>> start Text shown
Originally Posted by Braineack (Post 483608)
You should have looked at how mine is plumbed when you had the chance...

http://www.boostedmiata.com/gallery2...serialNumber=3

The nipple just before the TB feeds the waste gate actuator. My boost is so steady you can rest your drink on it.

So did I miss all the threads saying waste gate signal should come from a post intercooler source? I thought I read through those and it was determined that there were more drawbacks than benefits. But if you're getting dead steady boost, I'm switching to the throttle body, I just freed up a barb there after removing my o2 clamp.

Dlaitini 11-20-2009 08:29 PM

at idle my car is forceing air out of my blowoff valve, its slightly open and even if i take it totaly off, you can still feel it forcign air out of the intake tract

this is with a begi-s with the 2560

miataspeed2005 11-20-2009 10:00 PM


Originally Posted by curly (Post 485185)
So did I miss all the threads saying waste gate signal should come from a post intercooler source? I thought I read through those and it was determined that there were more drawbacks than benefits. But if you're getting dead steady boost, I'm switching to the throttle body, I just freed up a barb there after removing my o2 clamp.

don't do it in the manifold! Do it on the cold side IC pipe right before the TB

curly 11-20-2009 10:32 PM

Right right, I was referring to the two hose barbs on the throttle body, directly pre butterfly valve. I'll switch to one of those asap. What kind of space age rubber seals the compressor barb without melting though?

miataspeed2005 11-21-2009 03:57 PM


Originally Posted by curly (Post 485214)
Right right, I was referring to the two hose barbs on the throttle body, directly pre butterfly valve. I'll switch to one of those asap. What kind of space age rubber seals the compressor barb without melting though?

I thought those two nipples were after TB could be wrong tho. I used a regular rubber cap that you buy at any auto part store, it's fine for me buy since you track your car I don't know if it will melt

triple88a 11-21-2009 04:22 PM

1 Attachment(s)
You're talking about how to plug that fitting up after you switch the source on the intake side? You can buy a cap and stick it in there, i dont know if you can take out the barb and put a screw in there to block it off.
Attachment 202322

curly 11-22-2009 01:12 AM

Yes they are both after the throttle body. Braineack seems to have perfect boost, yet Miataspeed2005 says to put it before the throttle body. Who to trust, who to trust....

I did go for drive today with the wastegate signal coming from one of those two hose barbs. Didn't really find out if it worked, as my overboost was set to 1.5psi, and my laptop was at home. Oops.
>> end Text shown
>> start Available data
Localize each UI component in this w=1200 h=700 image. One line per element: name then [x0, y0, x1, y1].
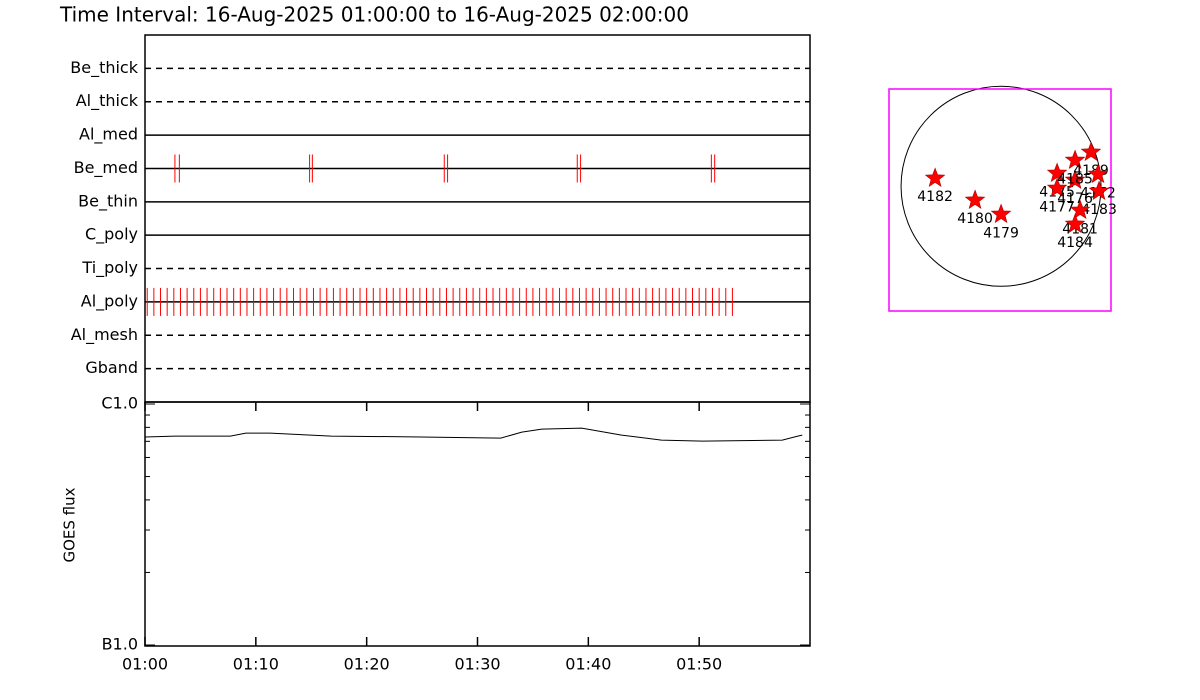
>> end Available data
**Jobs**:
A – In the forum thread, what was curly's overboost set to on the drive?
B – Rewrite the stretch of the forum thread from "Attachment 202322" through "at home. Oops.", replacing "laptop" with "tablet".

**The answers**:
A – 1.5 psi.

B –
Attachment 202322

curly 11-22-2009 01:12 AM

Yes they are both after the throttle body. Braineack seems to have perfect boost, yet Miataspeed2005 says to put it before the throttle body. Who to trust, who to trust....

I did go for drive today with the wastegate signal coming from one of those two hose barbs. Didn't really find out if it worked, as my overboost was set to 1.5psi, and my tablet was at home. Oops.